## Begin Source passage

Hi Jukka,
Thanks for the quick reply.
I see 50 copies of the content in the extracted text output. I have
attached a sample Outlook (msg) file to this mail (which happens to be a
mail from you to the dev group). Hope it helps.
Thanks again,
Kumar
-----Original Message-----
From: Jukka Zitting [mailto:jukka.zitt...@gmail.com]
Sent: Thursday, February 05, 2009 5:22 AM
To: tika-dev@lucene.apache.org
Subject: Re: Microsoft Outlook (msg) files get parsed 50 times in
TikaGUI
Hi,
On Wed, Feb 4, 2009 at 12:00 PM, Jana, Kumar Raja <kj...@ptc.com> wrote:
> I was feeding various document formats to the TikaGUI tool and found
> that Microsoft Outlook (msg) files get parsed around 50 times!!!
Hmm, that's quite a lot... How does this "50 times" appear, do you get
50 copies of the message content in the extracted text output? Do you
have an example file that you could share with us?
BR,
Jukka Zitting
--- Begin Message ---
Hi,
As discussed, I've been working on making the type detection code more
modular and extensible. This work has progressed pretty well, and now
I'd like to start integrating the results with the rest of Tika. To do
this, I'll need to modify the current MIME type classes. However, I
don't know all the ways in which this code is being used out there.
If you're directly using the classes in org.apache.tika.mime, please
let me know about your use cases and the classes/methods you're
accessing. Otherwise I might end up breaking your application.
BR,
Jukka Zitting
--- End Message ---

## End Source passage
## Begin Data extract

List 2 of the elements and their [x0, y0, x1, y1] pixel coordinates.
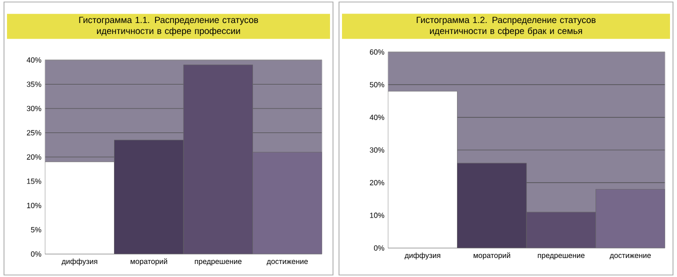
chart-title: Гистограмма 1.2. Распределение статусов идентичности в сфере брак и семья [416, 16, 596, 36]
chart-title: Гистограмма 1.1. Распределение статусов идентичности в сфере профессии [79, 16, 258, 36]
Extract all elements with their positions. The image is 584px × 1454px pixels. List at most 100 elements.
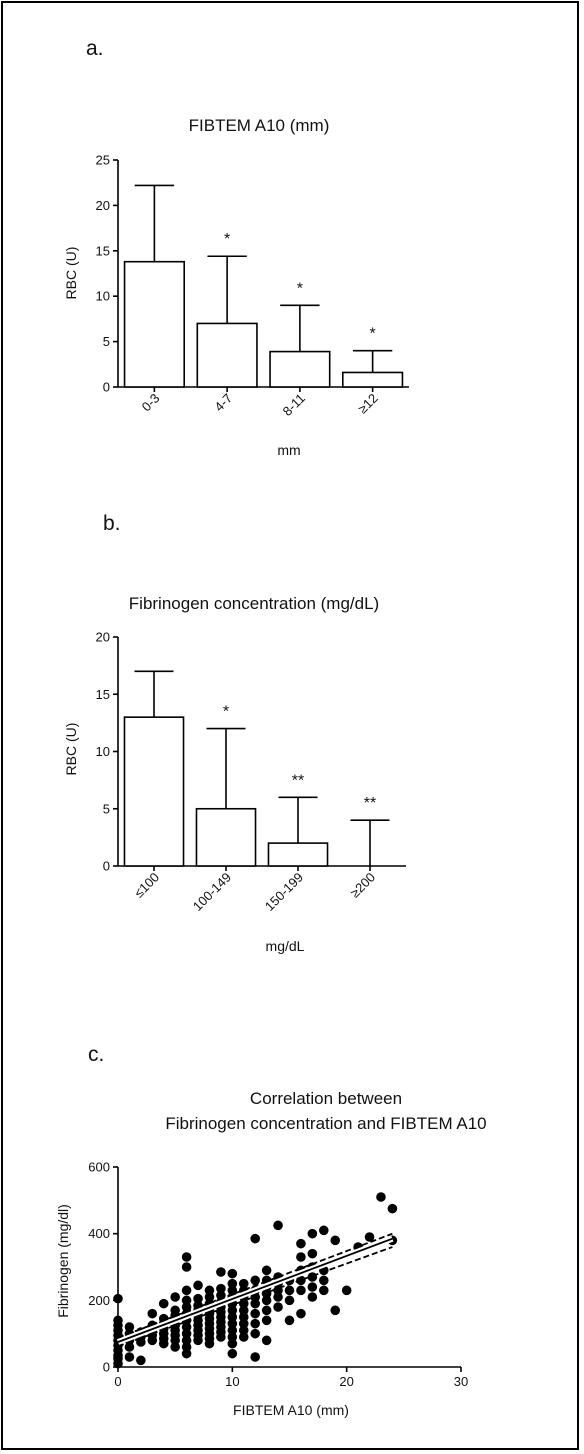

## End Data extract

Problems to work on.
1. What kind of file did Kumar attach, according to the email thread?
2. Quote the email thread from "I see 50 copies" to "Hope it helps.".

Answers to each task.
1. A sample Outlook (msg) file.

2.
I see 50 copies of the content in the extracted text output. I have
attached a sample Outlook (msg) file to this mail (which happens to be a
mail from you to the dev group). Hope it helps.